#### Set exercise
Select and copy out every line in the records containing "podać".

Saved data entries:
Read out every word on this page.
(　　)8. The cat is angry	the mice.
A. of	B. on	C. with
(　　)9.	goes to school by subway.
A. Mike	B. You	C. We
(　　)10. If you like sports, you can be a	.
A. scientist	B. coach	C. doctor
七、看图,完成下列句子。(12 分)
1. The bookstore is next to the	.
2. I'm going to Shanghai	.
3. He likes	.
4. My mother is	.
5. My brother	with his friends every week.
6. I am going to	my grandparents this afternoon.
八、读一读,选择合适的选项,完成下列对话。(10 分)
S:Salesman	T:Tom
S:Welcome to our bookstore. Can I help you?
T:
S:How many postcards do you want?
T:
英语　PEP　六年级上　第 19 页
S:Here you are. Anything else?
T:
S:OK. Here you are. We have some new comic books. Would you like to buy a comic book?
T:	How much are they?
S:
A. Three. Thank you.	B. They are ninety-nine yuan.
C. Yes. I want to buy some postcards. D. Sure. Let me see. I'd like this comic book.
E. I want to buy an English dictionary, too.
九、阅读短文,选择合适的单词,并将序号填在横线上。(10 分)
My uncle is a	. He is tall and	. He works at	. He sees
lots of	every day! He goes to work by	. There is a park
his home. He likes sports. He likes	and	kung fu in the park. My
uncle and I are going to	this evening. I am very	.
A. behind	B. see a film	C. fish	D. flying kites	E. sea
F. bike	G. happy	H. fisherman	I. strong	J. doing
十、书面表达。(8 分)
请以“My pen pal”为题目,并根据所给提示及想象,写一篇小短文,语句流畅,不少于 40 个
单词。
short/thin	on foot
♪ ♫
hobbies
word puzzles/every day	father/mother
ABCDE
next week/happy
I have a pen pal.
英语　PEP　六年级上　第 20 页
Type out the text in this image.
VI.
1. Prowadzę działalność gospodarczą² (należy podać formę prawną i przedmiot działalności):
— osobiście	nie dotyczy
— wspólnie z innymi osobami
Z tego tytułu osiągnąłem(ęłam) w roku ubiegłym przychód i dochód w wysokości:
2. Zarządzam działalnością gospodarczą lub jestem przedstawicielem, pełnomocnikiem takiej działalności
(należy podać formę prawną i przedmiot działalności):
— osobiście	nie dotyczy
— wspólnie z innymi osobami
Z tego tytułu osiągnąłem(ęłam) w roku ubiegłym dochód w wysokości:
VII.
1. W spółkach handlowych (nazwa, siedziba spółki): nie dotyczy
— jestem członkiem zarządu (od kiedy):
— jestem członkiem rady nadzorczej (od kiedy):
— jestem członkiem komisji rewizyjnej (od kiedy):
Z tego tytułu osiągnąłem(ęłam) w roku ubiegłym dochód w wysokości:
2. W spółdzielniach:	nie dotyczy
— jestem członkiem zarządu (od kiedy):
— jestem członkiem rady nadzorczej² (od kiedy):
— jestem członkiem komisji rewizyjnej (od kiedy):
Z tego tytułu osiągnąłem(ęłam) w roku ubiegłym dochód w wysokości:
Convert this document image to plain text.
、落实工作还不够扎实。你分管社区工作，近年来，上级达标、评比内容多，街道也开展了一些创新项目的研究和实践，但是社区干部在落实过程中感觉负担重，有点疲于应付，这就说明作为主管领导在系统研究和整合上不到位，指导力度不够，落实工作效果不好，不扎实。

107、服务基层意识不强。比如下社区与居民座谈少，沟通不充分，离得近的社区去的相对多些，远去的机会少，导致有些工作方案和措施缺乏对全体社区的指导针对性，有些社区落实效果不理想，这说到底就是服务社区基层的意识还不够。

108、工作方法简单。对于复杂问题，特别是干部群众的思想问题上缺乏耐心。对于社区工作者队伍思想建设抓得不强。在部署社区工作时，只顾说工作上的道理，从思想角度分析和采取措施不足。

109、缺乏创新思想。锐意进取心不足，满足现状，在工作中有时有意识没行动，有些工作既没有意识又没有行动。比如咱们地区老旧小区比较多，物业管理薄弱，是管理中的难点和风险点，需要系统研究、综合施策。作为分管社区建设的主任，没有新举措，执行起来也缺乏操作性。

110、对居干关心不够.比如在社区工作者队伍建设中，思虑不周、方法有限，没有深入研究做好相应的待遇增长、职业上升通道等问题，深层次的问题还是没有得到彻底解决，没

#### Expected output
1. Prowadzę działalność gospodarczą² (należy podać formę prawną i przedmiot działalności):
(należy podać formę prawną i przedmiot działalności):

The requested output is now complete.